Dataset listings of figures:
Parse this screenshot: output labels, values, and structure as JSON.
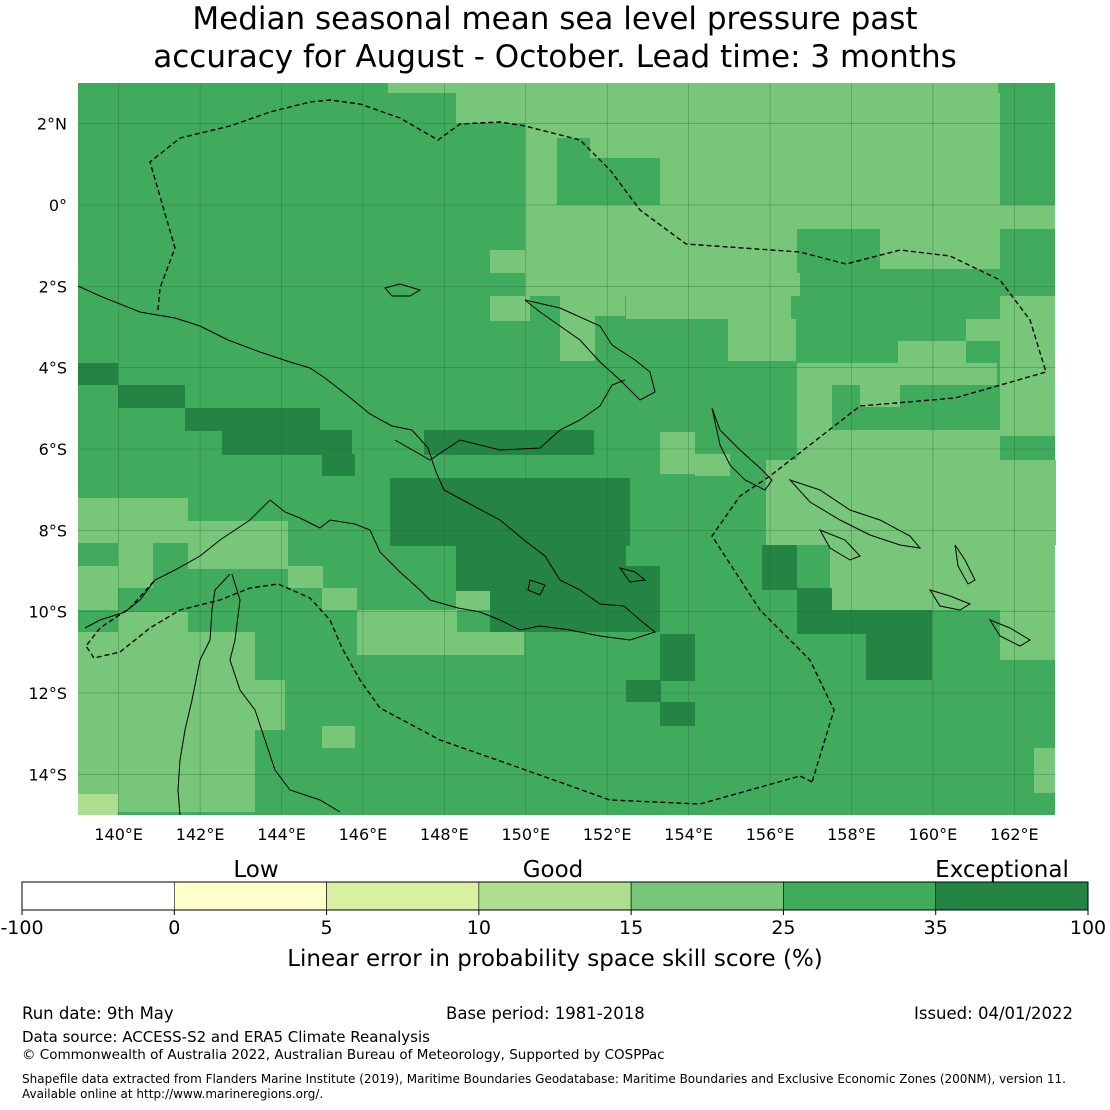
{
  "title": {
    "line1": "Median seasonal mean sea level pressure past",
    "line2": "accuracy for August - October. Lead time: 3 months"
  },
  "map": {
    "lon_range": [
      139,
      163
    ],
    "lat_range": [
      -15,
      3
    ],
    "lon_ticks": [
      "140°E",
      "142°E",
      "144°E",
      "146°E",
      "148°E",
      "150°E",
      "152°E",
      "154°E",
      "156°E",
      "158°E",
      "160°E",
      "162°E"
    ],
    "lat_ticks": [
      "2°N",
      "0°",
      "2°S",
      "4°S",
      "6°S",
      "8°S",
      "10°S",
      "12°S",
      "14°S"
    ],
    "grid": true
  },
  "legend": {
    "category_labels": [
      "Low",
      "Good",
      "Exceptional"
    ],
    "boundaries": [
      "-100",
      "0",
      "5",
      "10",
      "15",
      "25",
      "35",
      "100"
    ],
    "colors": [
      "#ffffff",
      "#ffffcc",
      "#d9f0a3",
      "#addd8e",
      "#78c679",
      "#41ab5d",
      "#238443"
    ],
    "axis_label": "Linear error in probability space skill score (%)"
  },
  "footer": {
    "run_date": "Run date: 9th May",
    "base_period": "Base period: 1981-2018",
    "issued": "Issued: 04/01/2022",
    "data_source": "Data source: ACCESS-S2 and ERA5 Climate Reanalysis",
    "copyright": "© Commonwealth of Australia 2022, Australian Bureau of Meteorology, Supported by COSPPac",
    "shapefile_line1": "Shapefile data extracted from Flanders Marine Institute (2019), Maritime Boundaries Geodatabase: Maritime Boundaries and Exclusive Economic Zones (200NM), version 11.",
    "shapefile_line2": "Available online at http://www.marineregions.org/."
  }
}
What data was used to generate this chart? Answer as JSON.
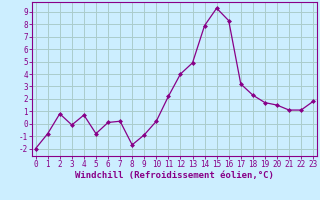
{
  "x": [
    0,
    1,
    2,
    3,
    4,
    5,
    6,
    7,
    8,
    9,
    10,
    11,
    12,
    13,
    14,
    15,
    16,
    17,
    18,
    19,
    20,
    21,
    22,
    23
  ],
  "y": [
    -2.0,
    -0.8,
    0.8,
    -0.1,
    0.7,
    -0.8,
    0.1,
    0.2,
    -1.7,
    -0.9,
    0.2,
    2.2,
    4.0,
    4.9,
    7.9,
    9.3,
    8.3,
    3.2,
    2.3,
    1.7,
    1.5,
    1.1,
    1.1,
    1.8
  ],
  "line_color": "#880088",
  "marker": "D",
  "marker_size": 2.0,
  "bg_color": "#cceeff",
  "grid_color": "#aacccc",
  "xlabel": "Windchill (Refroidissement éolien,°C)",
  "ylabel_ticks": [
    -2,
    -1,
    0,
    1,
    2,
    3,
    4,
    5,
    6,
    7,
    8,
    9
  ],
  "ylim": [
    -2.6,
    9.8
  ],
  "xlim": [
    -0.3,
    23.3
  ],
  "tick_color": "#880088",
  "tick_fontsize": 5.5,
  "xlabel_fontsize": 6.5,
  "axis_color": "#880088",
  "linewidth": 0.9
}
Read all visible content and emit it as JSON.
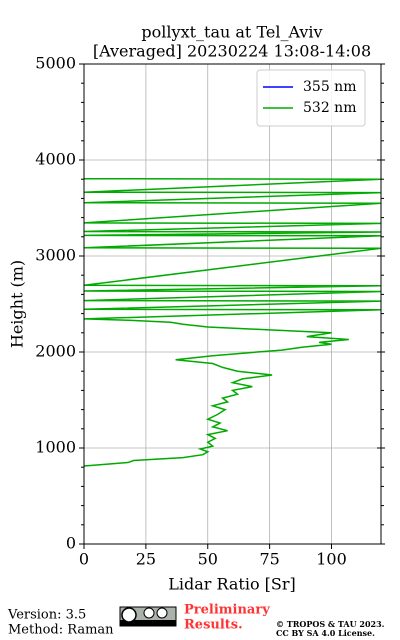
{
  "chart_data": {
    "type": "line",
    "title": [
      "pollyxt_tau at Tel_Aviv",
      "[Averaged] 20230224 13:08-14:08"
    ],
    "xlabel": "Lidar Ratio [Sr]",
    "ylabel": "Height (m)",
    "xlim": [
      0,
      120
    ],
    "xticks": [
      0,
      25,
      50,
      75,
      100
    ],
    "ylim": [
      0,
      5000
    ],
    "yticks": [
      0,
      1000,
      2000,
      3000,
      4000,
      5000
    ],
    "yminorticks": [
      200,
      400,
      600,
      800,
      1200,
      1400,
      1600,
      1800,
      2200,
      2400,
      2600,
      2800,
      3200,
      3400,
      3600,
      3800,
      4200,
      4400,
      4600,
      4800
    ],
    "grid": true,
    "legend": "upper right",
    "series": [
      {
        "name": "355 nm",
        "color": "#0000ff",
        "values": [],
        "heights": []
      },
      {
        "name": "532 nm",
        "color": "#00aa00",
        "values": [
          0,
          18,
          20,
          40,
          48,
          50,
          47,
          52,
          50,
          53,
          50,
          58,
          52,
          55,
          50,
          54,
          57,
          52,
          58,
          56,
          62,
          60,
          68,
          60,
          64,
          76,
          62,
          56,
          52,
          37,
          52,
          70,
          80,
          88,
          100,
          95,
          107,
          90,
          100,
          75,
          50,
          40,
          35,
          18,
          0,
          120,
          0,
          120,
          0,
          120,
          0,
          120,
          0,
          120,
          0,
          120,
          0,
          120,
          0,
          120,
          0,
          120,
          0,
          120,
          0,
          120,
          0
        ],
        "heights": [
          812,
          850,
          870,
          900,
          930,
          960,
          990,
          1020,
          1060,
          1100,
          1140,
          1180,
          1220,
          1260,
          1300,
          1350,
          1400,
          1440,
          1480,
          1520,
          1560,
          1600,
          1640,
          1680,
          1720,
          1760,
          1800,
          1840,
          1880,
          1920,
          1960,
          2000,
          2020,
          2050,
          2080,
          2100,
          2130,
          2160,
          2200,
          2230,
          2260,
          2290,
          2310,
          2330,
          2345,
          2440,
          2445,
          2530,
          2535,
          2630,
          2635,
          2690,
          2695,
          3080,
          3085,
          3210,
          3215,
          3250,
          3255,
          3340,
          3345,
          3550,
          3555,
          3660,
          3665,
          3800,
          3805
        ]
      }
    ]
  },
  "footer": {
    "version": "Version: 3.5",
    "method": "Method: Raman",
    "notice": [
      "Preliminary",
      "Results."
    ],
    "license": [
      "© TROPOS & TAU 2023.",
      "CC BY SA 4.0 License."
    ]
  }
}
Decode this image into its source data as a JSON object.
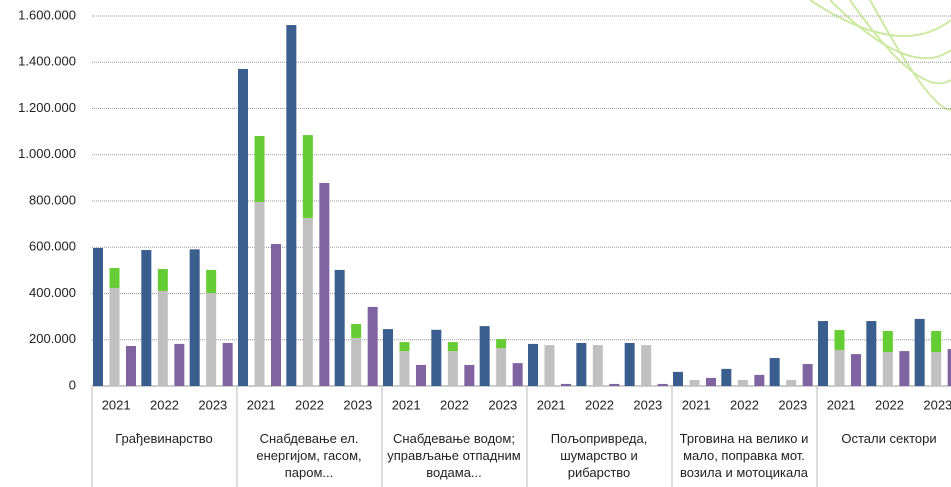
{
  "chart_data": {
    "type": "bar",
    "groups": [
      {
        "name": "Грађевинарство",
        "categories": [
          "2021",
          "2022",
          "2023"
        ]
      },
      {
        "name": "Снабдевање ел. енергијом, гасом, паром...",
        "categories": [
          "2021",
          "2022",
          "2023"
        ]
      },
      {
        "name": "Снабдевање водом; управљање отпадним водама...",
        "categories": [
          "2021",
          "2022",
          "2023"
        ]
      },
      {
        "name": "Пољопривреда, шумарство и рибарство",
        "categories": [
          "2021",
          "2022",
          "2023"
        ]
      },
      {
        "name": "Трговина на велико и мало, поправка мот. возила и мотоцикала",
        "categories": [
          "2021",
          "2022",
          "2023"
        ]
      },
      {
        "name": "Остали сектори",
        "categories": [
          "2021",
          "2022",
          "2023"
        ]
      }
    ],
    "series": [
      {
        "color": "#3a5f8f",
        "values": [
          597000,
          588000,
          591000,
          1371000,
          1561000,
          502000,
          246000,
          243000,
          259000,
          182000,
          186000,
          186000,
          61000,
          74000,
          121000,
          281000,
          281000,
          290000
        ]
      },
      {
        "color": "#c0c0c0",
        "values": [
          424000,
          411000,
          402000,
          796000,
          727000,
          208000,
          151000,
          151000,
          164000,
          177000,
          177000,
          177000,
          26000,
          26000,
          26000,
          156000,
          147000,
          147000
        ]
      },
      {
        "color": "#66cc33",
        "stacked": true,
        "values": [
          86000,
          95000,
          100000,
          285000,
          358000,
          60000,
          39000,
          39000,
          39000,
          0,
          0,
          0,
          0,
          0,
          0,
          86000,
          91000,
          91000
        ]
      },
      {
        "color": "#8064a2",
        "values": [
          173000,
          182000,
          186000,
          614000,
          878000,
          342000,
          91000,
          91000,
          99000,
          9000,
          9000,
          9000,
          35000,
          48000,
          95000,
          138000,
          151000,
          160000
        ]
      }
    ],
    "ylim": [
      0,
      1600000
    ],
    "yticks": [
      0,
      {
        "value": 200000,
        "label": "200.000"
      },
      {
        "value": 400000,
        "label": "400.000"
      },
      {
        "value": 600000,
        "label": "600.000"
      },
      {
        "value": 800000,
        "label": "800.000"
      },
      {
        "value": 1000000,
        "label": "1.000.000"
      },
      {
        "value": 1200000,
        "label": "1.200.000"
      },
      {
        "value": 1400000,
        "label": "1.400.000"
      },
      {
        "value": 1600000,
        "label": "1.600.000"
      }
    ],
    "grid": true
  }
}
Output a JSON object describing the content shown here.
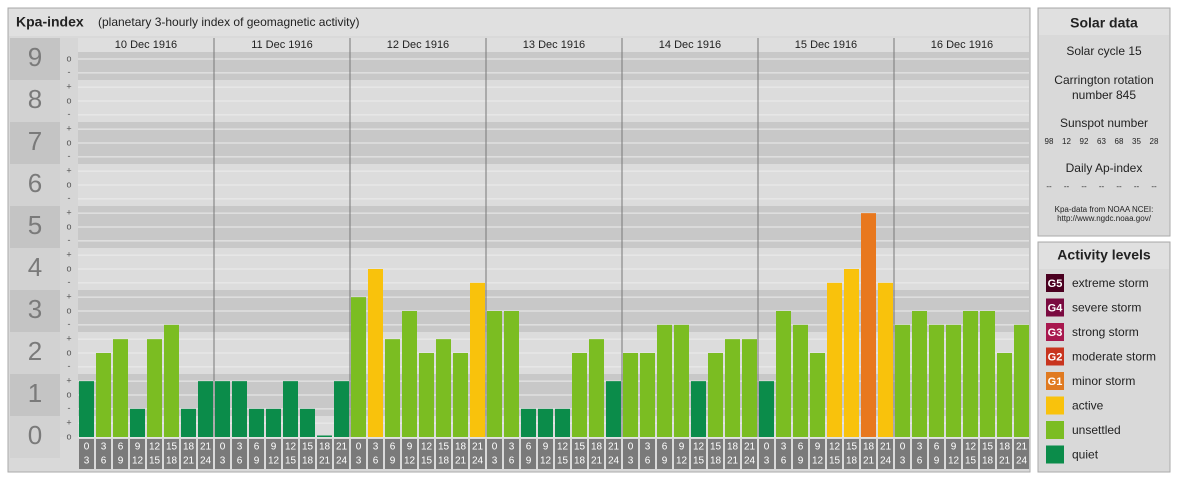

* TASK DETAILS *
Return only the number of lines in the data that contain "version".

* SOLUTION TO THE EXERCISE *
2